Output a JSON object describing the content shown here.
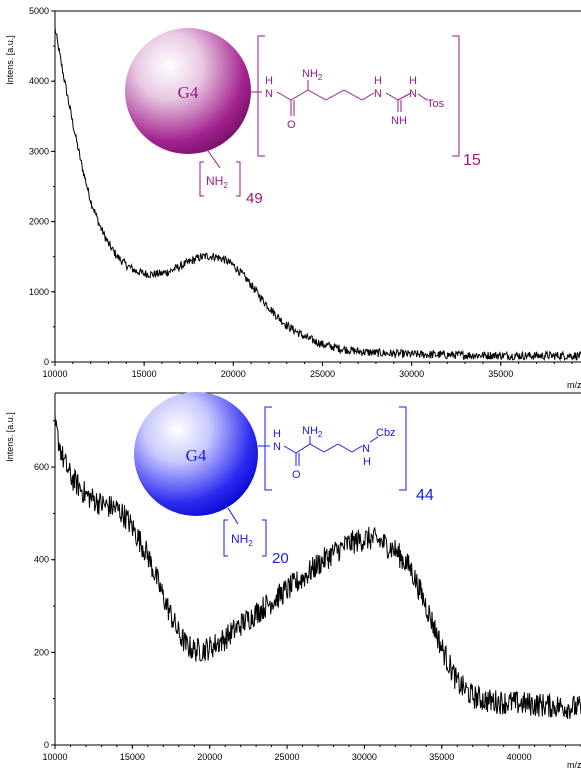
{
  "chart_data": [
    {
      "type": "line",
      "title": "",
      "xlabel": "m/z",
      "ylabel": "Intens. [a.u.]",
      "xlim": [
        10000,
        39500
      ],
      "ylim": [
        0,
        5000
      ],
      "x_ticks": [
        10000,
        15000,
        20000,
        25000,
        30000,
        35000
      ],
      "y_ticks": [
        0,
        1000,
        2000,
        3000,
        4000,
        5000
      ],
      "line_color": "#000000",
      "grid": false,
      "series": [
        {
          "x": [
            10000,
            10500,
            11000,
            11500,
            12000,
            12500,
            13000,
            13500,
            14000,
            14500,
            15000,
            15500,
            16000,
            16500,
            17000,
            17500,
            18000,
            18500,
            19000,
            19500,
            20000,
            20500,
            21000,
            21500,
            22000,
            22500,
            23000,
            24000,
            25000,
            26000,
            27000,
            28000,
            29000,
            30000,
            31000,
            32000,
            34000,
            36000,
            38000,
            39500
          ],
          "values": [
            4750,
            4050,
            3400,
            2800,
            2300,
            1950,
            1680,
            1500,
            1380,
            1300,
            1260,
            1250,
            1260,
            1300,
            1360,
            1420,
            1480,
            1510,
            1500,
            1460,
            1380,
            1250,
            1100,
            930,
            780,
            640,
            520,
            360,
            250,
            190,
            150,
            130,
            120,
            110,
            105,
            100,
            95,
            90,
            90,
            90
          ]
        }
      ],
      "structure": {
        "color": "#9a1a86",
        "core_label": "G4",
        "amine_label": "NH2",
        "amine_count": "49",
        "repeat_count": "15",
        "group_labels": [
          "H",
          "N",
          "NH2",
          "O",
          "H",
          "N",
          "H",
          "N",
          "Tos",
          "NH"
        ]
      }
    },
    {
      "type": "line",
      "title": "",
      "xlabel": "m/z",
      "ylabel": "Intens. [a.u.]",
      "xlim": [
        10000,
        44000
      ],
      "ylim": [
        0,
        760
      ],
      "x_ticks": [
        10000,
        15000,
        20000,
        25000,
        30000,
        35000,
        40000
      ],
      "y_ticks": [
        0,
        200,
        400,
        600
      ],
      "line_color": "#000000",
      "grid": false,
      "series": [
        {
          "x": [
            10000,
            10500,
            11000,
            12000,
            13000,
            13500,
            14000,
            14500,
            15000,
            16000,
            17000,
            18000,
            18500,
            19000,
            19500,
            20000,
            21000,
            22000,
            23000,
            24000,
            25000,
            26000,
            27000,
            28000,
            29000,
            30000,
            30500,
            31000,
            32000,
            33000,
            34000,
            35000,
            36000,
            37000,
            38000,
            40000,
            42000,
            44000
          ],
          "values": [
            690,
            620,
            580,
            540,
            520,
            515,
            510,
            495,
            470,
            410,
            320,
            240,
            215,
            205,
            205,
            210,
            230,
            260,
            285,
            310,
            335,
            360,
            390,
            415,
            435,
            445,
            445,
            440,
            420,
            380,
            300,
            210,
            135,
            105,
            95,
            90,
            85,
            80
          ]
        }
      ],
      "structure": {
        "color": "#1a1ae6",
        "core_label": "G4",
        "amine_label": "NH2",
        "amine_count": "20",
        "repeat_count": "44",
        "group_labels": [
          "H",
          "N",
          "NH2",
          "O",
          "N",
          "H",
          "Cbz"
        ]
      }
    }
  ]
}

= = = =

GOAL:
Every line of the data above should be quoted exactly. Omit the pictures.

THE OUTPUT:
Output a JSON object describing the content shown here.
{
  "chart_data": [
    {
      "type": "line",
      "title": "",
      "xlabel": "m/z",
      "ylabel": "Intens. [a.u.]",
      "xlim": [
        10000,
        39500
      ],
      "ylim": [
        0,
        5000
      ],
      "x_ticks": [
        10000,
        15000,
        20000,
        25000,
        30000,
        35000
      ],
      "y_ticks": [
        0,
        1000,
        2000,
        3000,
        4000,
        5000
      ],
      "line_color": "#000000",
      "grid": false,
      "series": [
        {
          "x": [
            10000,
            10500,
            11000,
            11500,
            12000,
            12500,
            13000,
            13500,
            14000,
            14500,
            15000,
            15500,
            16000,
            16500,
            17000,
            17500,
            18000,
            18500,
            19000,
            19500,
            20000,
            20500,
            21000,
            21500,
            22000,
            22500,
            23000,
            24000,
            25000,
            26000,
            27000,
            28000,
            29000,
            30000,
            31000,
            32000,
            34000,
            36000,
            38000,
            39500
          ],
          "values": [
            4750,
            4050,
            3400,
            2800,
            2300,
            1950,
            1680,
            1500,
            1380,
            1300,
            1260,
            1250,
            1260,
            1300,
            1360,
            1420,
            1480,
            1510,
            1500,
            1460,
            1380,
            1250,
            1100,
            930,
            780,
            640,
            520,
            360,
            250,
            190,
            150,
            130,
            120,
            110,
            105,
            100,
            95,
            90,
            90,
            90
          ]
        }
      ],
      "structure": {
        "color": "#9a1a86",
        "core_label": "G4",
        "amine_label": "NH2",
        "amine_count": "49",
        "repeat_count": "15",
        "group_labels": [
          "H",
          "N",
          "NH2",
          "O",
          "H",
          "N",
          "H",
          "N",
          "Tos",
          "NH"
        ]
      }
    },
    {
      "type": "line",
      "title": "",
      "xlabel": "m/z",
      "ylabel": "Intens. [a.u.]",
      "xlim": [
        10000,
        44000
      ],
      "ylim": [
        0,
        760
      ],
      "x_ticks": [
        10000,
        15000,
        20000,
        25000,
        30000,
        35000,
        40000
      ],
      "y_ticks": [
        0,
        200,
        400,
        600
      ],
      "line_color": "#000000",
      "grid": false,
      "series": [
        {
          "x": [
            10000,
            10500,
            11000,
            12000,
            13000,
            13500,
            14000,
            14500,
            15000,
            16000,
            17000,
            18000,
            18500,
            19000,
            19500,
            20000,
            21000,
            22000,
            23000,
            24000,
            25000,
            26000,
            27000,
            28000,
            29000,
            30000,
            30500,
            31000,
            32000,
            33000,
            34000,
            35000,
            36000,
            37000,
            38000,
            40000,
            42000,
            44000
          ],
          "values": [
            690,
            620,
            580,
            540,
            520,
            515,
            510,
            495,
            470,
            410,
            320,
            240,
            215,
            205,
            205,
            210,
            230,
            260,
            285,
            310,
            335,
            360,
            390,
            415,
            435,
            445,
            445,
            440,
            420,
            380,
            300,
            210,
            135,
            105,
            95,
            90,
            85,
            80
          ]
        }
      ],
      "structure": {
        "color": "#1a1ae6",
        "core_label": "G4",
        "amine_label": "NH2",
        "amine_count": "20",
        "repeat_count": "44",
        "group_labels": [
          "H",
          "N",
          "NH2",
          "O",
          "N",
          "H",
          "Cbz"
        ]
      }
    }
  ]
}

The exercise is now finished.